→ **RECORD EXCERPTS**
>>

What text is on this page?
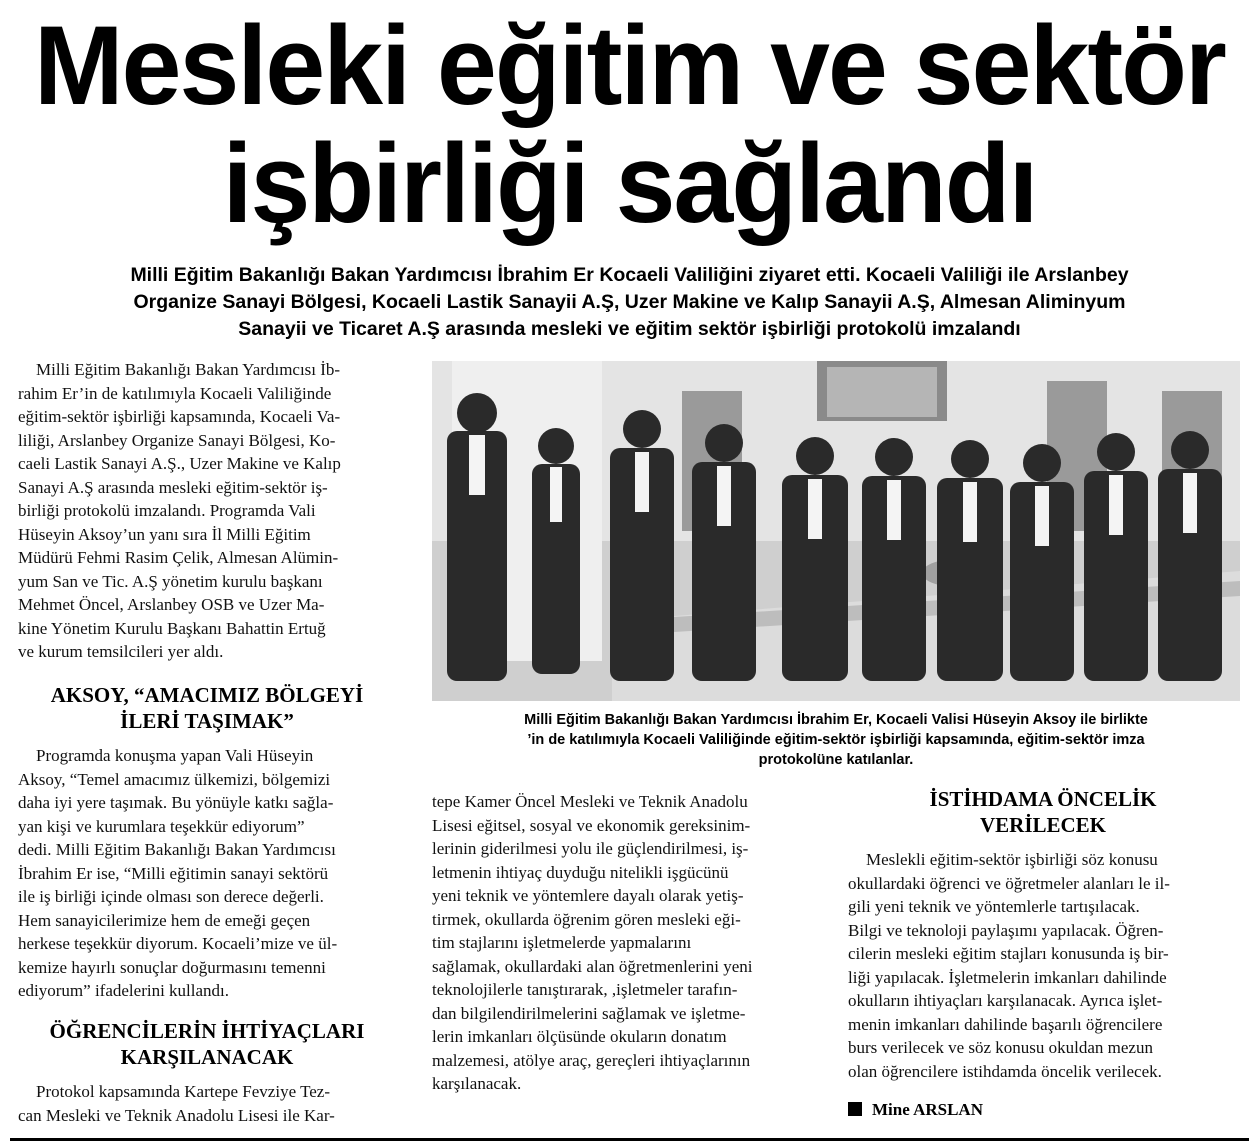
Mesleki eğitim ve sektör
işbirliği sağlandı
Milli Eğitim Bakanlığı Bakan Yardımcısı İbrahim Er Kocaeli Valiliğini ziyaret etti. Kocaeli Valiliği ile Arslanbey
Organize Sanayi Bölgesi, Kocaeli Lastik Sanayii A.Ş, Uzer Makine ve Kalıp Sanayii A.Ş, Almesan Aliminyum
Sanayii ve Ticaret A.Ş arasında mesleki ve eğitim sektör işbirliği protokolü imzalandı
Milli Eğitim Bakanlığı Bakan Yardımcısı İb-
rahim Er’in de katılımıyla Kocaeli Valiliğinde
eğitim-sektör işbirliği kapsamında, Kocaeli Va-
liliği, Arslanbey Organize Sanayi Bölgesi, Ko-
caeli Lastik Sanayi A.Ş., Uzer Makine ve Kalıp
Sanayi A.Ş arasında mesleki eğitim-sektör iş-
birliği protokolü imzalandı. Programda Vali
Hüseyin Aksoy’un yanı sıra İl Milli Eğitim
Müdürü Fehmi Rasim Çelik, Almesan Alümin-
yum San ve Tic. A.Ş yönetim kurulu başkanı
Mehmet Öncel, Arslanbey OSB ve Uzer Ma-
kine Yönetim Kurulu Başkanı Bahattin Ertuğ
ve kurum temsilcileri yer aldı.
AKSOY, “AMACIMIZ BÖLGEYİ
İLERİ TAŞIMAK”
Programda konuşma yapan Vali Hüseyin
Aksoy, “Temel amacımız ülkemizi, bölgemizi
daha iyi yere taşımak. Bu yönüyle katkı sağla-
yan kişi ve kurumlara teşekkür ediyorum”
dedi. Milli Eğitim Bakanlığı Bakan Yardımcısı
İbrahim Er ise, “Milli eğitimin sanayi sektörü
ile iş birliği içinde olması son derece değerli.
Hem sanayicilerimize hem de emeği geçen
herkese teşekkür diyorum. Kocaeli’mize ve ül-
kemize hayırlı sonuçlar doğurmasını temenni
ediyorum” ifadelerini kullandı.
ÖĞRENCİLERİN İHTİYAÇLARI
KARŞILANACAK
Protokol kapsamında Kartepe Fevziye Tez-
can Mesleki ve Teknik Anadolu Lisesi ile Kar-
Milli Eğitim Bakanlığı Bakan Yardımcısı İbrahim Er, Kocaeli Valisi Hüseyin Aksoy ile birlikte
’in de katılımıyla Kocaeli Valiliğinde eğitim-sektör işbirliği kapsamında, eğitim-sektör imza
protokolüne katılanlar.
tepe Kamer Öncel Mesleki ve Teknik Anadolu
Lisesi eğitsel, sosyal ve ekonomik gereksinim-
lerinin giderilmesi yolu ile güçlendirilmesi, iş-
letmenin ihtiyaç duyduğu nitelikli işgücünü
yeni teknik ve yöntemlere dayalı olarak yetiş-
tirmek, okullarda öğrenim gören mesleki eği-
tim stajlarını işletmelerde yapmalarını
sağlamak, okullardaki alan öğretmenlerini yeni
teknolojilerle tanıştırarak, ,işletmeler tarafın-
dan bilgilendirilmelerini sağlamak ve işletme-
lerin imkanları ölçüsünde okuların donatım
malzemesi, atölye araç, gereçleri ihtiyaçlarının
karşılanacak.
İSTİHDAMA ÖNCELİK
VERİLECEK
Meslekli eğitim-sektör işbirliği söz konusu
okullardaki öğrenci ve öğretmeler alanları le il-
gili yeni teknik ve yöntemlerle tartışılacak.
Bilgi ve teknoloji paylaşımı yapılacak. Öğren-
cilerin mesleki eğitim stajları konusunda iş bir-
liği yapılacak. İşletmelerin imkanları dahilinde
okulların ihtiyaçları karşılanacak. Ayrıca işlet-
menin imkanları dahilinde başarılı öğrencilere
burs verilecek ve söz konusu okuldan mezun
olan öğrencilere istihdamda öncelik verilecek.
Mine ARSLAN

<<

→ **WHAT IS ASKED**
Pull every line holding "Programda" out of the records.

→ **SOLUTION TO THIS PROBLEM**
birliği protokolü imzalandı. Programda Vali
Programda konuşma yapan Vali Hüseyin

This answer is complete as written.